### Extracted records

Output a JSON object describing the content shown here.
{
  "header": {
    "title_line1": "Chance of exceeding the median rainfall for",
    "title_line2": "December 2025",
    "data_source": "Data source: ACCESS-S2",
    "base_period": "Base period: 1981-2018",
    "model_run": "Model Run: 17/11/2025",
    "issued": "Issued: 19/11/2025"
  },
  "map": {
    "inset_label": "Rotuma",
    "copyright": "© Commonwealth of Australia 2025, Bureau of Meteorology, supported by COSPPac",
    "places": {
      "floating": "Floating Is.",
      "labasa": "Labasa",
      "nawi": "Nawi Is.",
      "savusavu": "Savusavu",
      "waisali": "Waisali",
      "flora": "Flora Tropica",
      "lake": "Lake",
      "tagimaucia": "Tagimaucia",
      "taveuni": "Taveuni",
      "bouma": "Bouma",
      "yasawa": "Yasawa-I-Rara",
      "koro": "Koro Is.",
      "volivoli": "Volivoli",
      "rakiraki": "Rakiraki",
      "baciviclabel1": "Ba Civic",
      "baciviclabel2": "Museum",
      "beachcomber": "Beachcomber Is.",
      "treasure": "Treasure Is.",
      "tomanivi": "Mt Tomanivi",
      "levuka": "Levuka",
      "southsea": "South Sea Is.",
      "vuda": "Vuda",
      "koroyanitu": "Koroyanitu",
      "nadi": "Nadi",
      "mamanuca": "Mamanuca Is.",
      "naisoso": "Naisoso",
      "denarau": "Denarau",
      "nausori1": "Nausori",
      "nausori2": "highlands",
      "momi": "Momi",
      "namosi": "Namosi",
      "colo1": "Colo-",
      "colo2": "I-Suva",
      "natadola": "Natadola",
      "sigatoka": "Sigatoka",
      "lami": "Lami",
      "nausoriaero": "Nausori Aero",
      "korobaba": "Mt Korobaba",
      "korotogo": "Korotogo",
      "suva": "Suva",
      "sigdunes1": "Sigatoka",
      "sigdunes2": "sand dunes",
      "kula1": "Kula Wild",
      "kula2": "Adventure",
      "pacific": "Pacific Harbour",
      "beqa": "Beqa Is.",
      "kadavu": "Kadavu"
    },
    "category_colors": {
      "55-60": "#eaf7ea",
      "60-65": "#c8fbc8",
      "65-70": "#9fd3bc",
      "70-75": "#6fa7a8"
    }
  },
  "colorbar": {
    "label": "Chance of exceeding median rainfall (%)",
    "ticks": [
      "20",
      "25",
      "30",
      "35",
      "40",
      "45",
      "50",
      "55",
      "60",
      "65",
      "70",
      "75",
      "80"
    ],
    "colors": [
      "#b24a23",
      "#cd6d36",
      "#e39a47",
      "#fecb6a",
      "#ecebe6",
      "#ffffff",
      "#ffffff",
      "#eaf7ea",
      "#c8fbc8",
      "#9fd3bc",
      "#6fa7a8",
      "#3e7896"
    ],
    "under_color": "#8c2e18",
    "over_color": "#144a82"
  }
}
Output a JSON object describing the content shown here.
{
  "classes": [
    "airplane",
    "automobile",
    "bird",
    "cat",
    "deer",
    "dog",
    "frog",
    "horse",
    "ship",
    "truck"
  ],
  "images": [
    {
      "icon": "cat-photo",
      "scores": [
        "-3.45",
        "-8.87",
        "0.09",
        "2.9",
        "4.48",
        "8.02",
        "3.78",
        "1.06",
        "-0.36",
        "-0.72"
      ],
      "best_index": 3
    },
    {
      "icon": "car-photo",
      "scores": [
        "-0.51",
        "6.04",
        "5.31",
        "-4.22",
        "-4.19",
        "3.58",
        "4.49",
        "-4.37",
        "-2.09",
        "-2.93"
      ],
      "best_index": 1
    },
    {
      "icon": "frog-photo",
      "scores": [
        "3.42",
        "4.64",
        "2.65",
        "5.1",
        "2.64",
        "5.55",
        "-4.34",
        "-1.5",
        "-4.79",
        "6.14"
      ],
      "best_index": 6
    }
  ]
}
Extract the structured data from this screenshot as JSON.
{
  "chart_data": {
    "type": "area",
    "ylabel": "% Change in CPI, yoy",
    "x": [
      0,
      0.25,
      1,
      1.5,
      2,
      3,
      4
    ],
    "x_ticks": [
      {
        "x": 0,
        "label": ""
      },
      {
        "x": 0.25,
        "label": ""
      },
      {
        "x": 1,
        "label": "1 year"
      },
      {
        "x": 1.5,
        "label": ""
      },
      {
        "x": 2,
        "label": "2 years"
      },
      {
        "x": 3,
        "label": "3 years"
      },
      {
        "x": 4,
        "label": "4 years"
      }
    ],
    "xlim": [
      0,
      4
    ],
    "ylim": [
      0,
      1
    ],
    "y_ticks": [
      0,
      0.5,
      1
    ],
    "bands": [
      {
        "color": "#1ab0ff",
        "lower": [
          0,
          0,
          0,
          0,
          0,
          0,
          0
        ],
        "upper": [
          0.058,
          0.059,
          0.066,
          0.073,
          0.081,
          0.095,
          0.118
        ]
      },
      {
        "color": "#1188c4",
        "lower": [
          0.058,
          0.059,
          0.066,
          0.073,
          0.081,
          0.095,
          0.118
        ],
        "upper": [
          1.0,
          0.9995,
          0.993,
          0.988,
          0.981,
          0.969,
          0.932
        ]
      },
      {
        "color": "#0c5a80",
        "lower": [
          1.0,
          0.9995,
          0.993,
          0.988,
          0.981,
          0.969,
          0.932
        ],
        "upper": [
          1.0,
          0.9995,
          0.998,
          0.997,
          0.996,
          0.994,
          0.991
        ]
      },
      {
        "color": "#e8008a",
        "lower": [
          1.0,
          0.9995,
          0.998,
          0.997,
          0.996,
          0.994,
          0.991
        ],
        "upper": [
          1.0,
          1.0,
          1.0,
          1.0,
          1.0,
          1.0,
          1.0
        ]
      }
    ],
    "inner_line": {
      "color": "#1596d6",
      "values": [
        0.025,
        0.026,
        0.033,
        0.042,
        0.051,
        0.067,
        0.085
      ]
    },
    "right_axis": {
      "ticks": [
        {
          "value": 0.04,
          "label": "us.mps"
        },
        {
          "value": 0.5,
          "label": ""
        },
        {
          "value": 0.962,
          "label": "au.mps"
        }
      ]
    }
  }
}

### DIRECTIONS FOR THIS TASK
The entries above should be repeated exactly, every one of them.

### PROBLEM SOLUTION
Output a JSON object describing the content shown here.
{
  "header": {
    "title_line1": "Chance of exceeding the median rainfall for",
    "title_line2": "December 2025",
    "data_source": "Data source: ACCESS-S2",
    "base_period": "Base period: 1981-2018",
    "model_run": "Model Run: 17/11/2025",
    "issued": "Issued: 19/11/2025"
  },
  "map": {
    "inset_label": "Rotuma",
    "copyright": "© Commonwealth of Australia 2025, Bureau of Meteorology, supported by COSPPac",
    "places": {
      "floating": "Floating Is.",
      "labasa": "Labasa",
      "nawi": "Nawi Is.",
      "savusavu": "Savusavu",
      "waisali": "Waisali",
      "flora": "Flora Tropica",
      "lake": "Lake",
      "tagimaucia": "Tagimaucia",
      "taveuni": "Taveuni",
      "bouma": "Bouma",
      "yasawa": "Yasawa-I-Rara",
      "koro": "Koro Is.",
      "volivoli": "Volivoli",
      "rakiraki": "Rakiraki",
      "baciviclabel1": "Ba Civic",
      "baciviclabel2": "Museum",
      "beachcomber": "Beachcomber Is.",
      "treasure": "Treasure Is.",
      "tomanivi": "Mt Tomanivi",
      "levuka": "Levuka",
      "southsea": "South Sea Is.",
      "vuda": "Vuda",
      "koroyanitu": "Koroyanitu",
      "nadi": "Nadi",
      "mamanuca": "Mamanuca Is.",
      "naisoso": "Naisoso",
      "denarau": "Denarau",
      "nausori1": "Nausori",
      "nausori2": "highlands",
      "momi": "Momi",
      "namosi": "Namosi",
      "colo1": "Colo-",
      "colo2": "I-Suva",
      "natadola": "Natadola",
      "sigatoka": "Sigatoka",
      "lami": "Lami",
      "nausoriaero": "Nausori Aero",
      "korobaba": "Mt Korobaba",
      "korotogo": "Korotogo",
      "suva": "Suva",
      "sigdunes1": "Sigatoka",
      "sigdunes2": "sand dunes",
      "kula1": "Kula Wild",
      "kula2": "Adventure",
      "pacific": "Pacific Harbour",
      "beqa": "Beqa Is.",
      "kadavu": "Kadavu"
    },
    "category_colors": {
      "55-60": "#eaf7ea",
      "60-65": "#c8fbc8",
      "65-70": "#9fd3bc",
      "70-75": "#6fa7a8"
    }
  },
  "colorbar": {
    "label": "Chance of exceeding median rainfall (%)",
    "ticks": [
      "20",
      "25",
      "30",
      "35",
      "40",
      "45",
      "50",
      "55",
      "60",
      "65",
      "70",
      "75",
      "80"
    ],
    "colors": [
      "#b24a23",
      "#cd6d36",
      "#e39a47",
      "#fecb6a",
      "#ecebe6",
      "#ffffff",
      "#ffffff",
      "#eaf7ea",
      "#c8fbc8",
      "#9fd3bc",
      "#6fa7a8",
      "#3e7896"
    ],
    "under_color": "#8c2e18",
    "over_color": "#144a82"
  }
}
Output a JSON object describing the content shown here.
{
  "classes": [
    "airplane",
    "automobile",
    "bird",
    "cat",
    "deer",
    "dog",
    "frog",
    "horse",
    "ship",
    "truck"
  ],
  "images": [
    {
      "icon": "cat-photo",
      "scores": [
        "-3.45",
        "-8.87",
        "0.09",
        "2.9",
        "4.48",
        "8.02",
        "3.78",
        "1.06",
        "-0.36",
        "-0.72"
      ],
      "best_index": 3
    },
    {
      "icon": "car-photo",
      "scores": [
        "-0.51",
        "6.04",
        "5.31",
        "-4.22",
        "-4.19",
        "3.58",
        "4.49",
        "-4.37",
        "-2.09",
        "-2.93"
      ],
      "best_index": 1
    },
    {
      "icon": "frog-photo",
      "scores": [
        "3.42",
        "4.64",
        "2.65",
        "5.1",
        "2.64",
        "5.55",
        "-4.34",
        "-1.5",
        "-4.79",
        "6.14"
      ],
      "best_index": 6
    }
  ]
}
Extract the structured data from this screenshot as JSON.
{
  "chart_data": {
    "type": "area",
    "ylabel": "% Change in CPI, yoy",
    "x": [
      0,
      0.25,
      1,
      1.5,
      2,
      3,
      4
    ],
    "x_ticks": [
      {
        "x": 0,
        "label": ""
      },
      {
        "x": 0.25,
        "label": ""
      },
      {
        "x": 1,
        "label": "1 year"
      },
      {
        "x": 1.5,
        "label": ""
      },
      {
        "x": 2,
        "label": "2 years"
      },
      {
        "x": 3,
        "label": "3 years"
      },
      {
        "x": 4,
        "label": "4 years"
      }
    ],
    "xlim": [
      0,
      4
    ],
    "ylim": [
      0,
      1
    ],
    "y_ticks": [
      0,
      0.5,
      1
    ],
    "bands": [
      {
        "color": "#1ab0ff",
        "lower": [
          0,
          0,
          0,
          0,
          0,
          0,
          0
        ],
        "upper": [
          0.058,
          0.059,
          0.066,
          0.073,
          0.081,
          0.095,
          0.118
        ]
      },
      {
        "color": "#1188c4",
        "lower": [
          0.058,
          0.059,
          0.066,
          0.073,
          0.081,
          0.095,
          0.118
        ],
        "upper": [
          1.0,
          0.9995,
          0.993,
          0.988,
          0.981,
          0.969,
          0.932
        ]
      },
      {
        "color": "#0c5a80",
        "lower": [
          1.0,
          0.9995,
          0.993,
          0.988,
          0.981,
          0.969,
          0.932
        ],
        "upper": [
          1.0,
          0.9995,
          0.998,
          0.997,
          0.996,
          0.994,
          0.991
        ]
      },
      {
        "color": "#e8008a",
        "lower": [
          1.0,
          0.9995,
          0.998,
          0.997,
          0.996,
          0.994,
          0.991
        ],
        "upper": [
          1.0,
          1.0,
          1.0,
          1.0,
          1.0,
          1.0,
          1.0
        ]
      }
    ],
    "inner_line": {
      "color": "#1596d6",
      "values": [
        0.025,
        0.026,
        0.033,
        0.042,
        0.051,
        0.067,
        0.085
      ]
    },
    "right_axis": {
      "ticks": [
        {
          "value": 0.04,
          "label": "us.mps"
        },
        {
          "value": 0.5,
          "label": ""
        },
        {
          "value": 0.962,
          "label": "au.mps"
        }
      ]
    }
  }
}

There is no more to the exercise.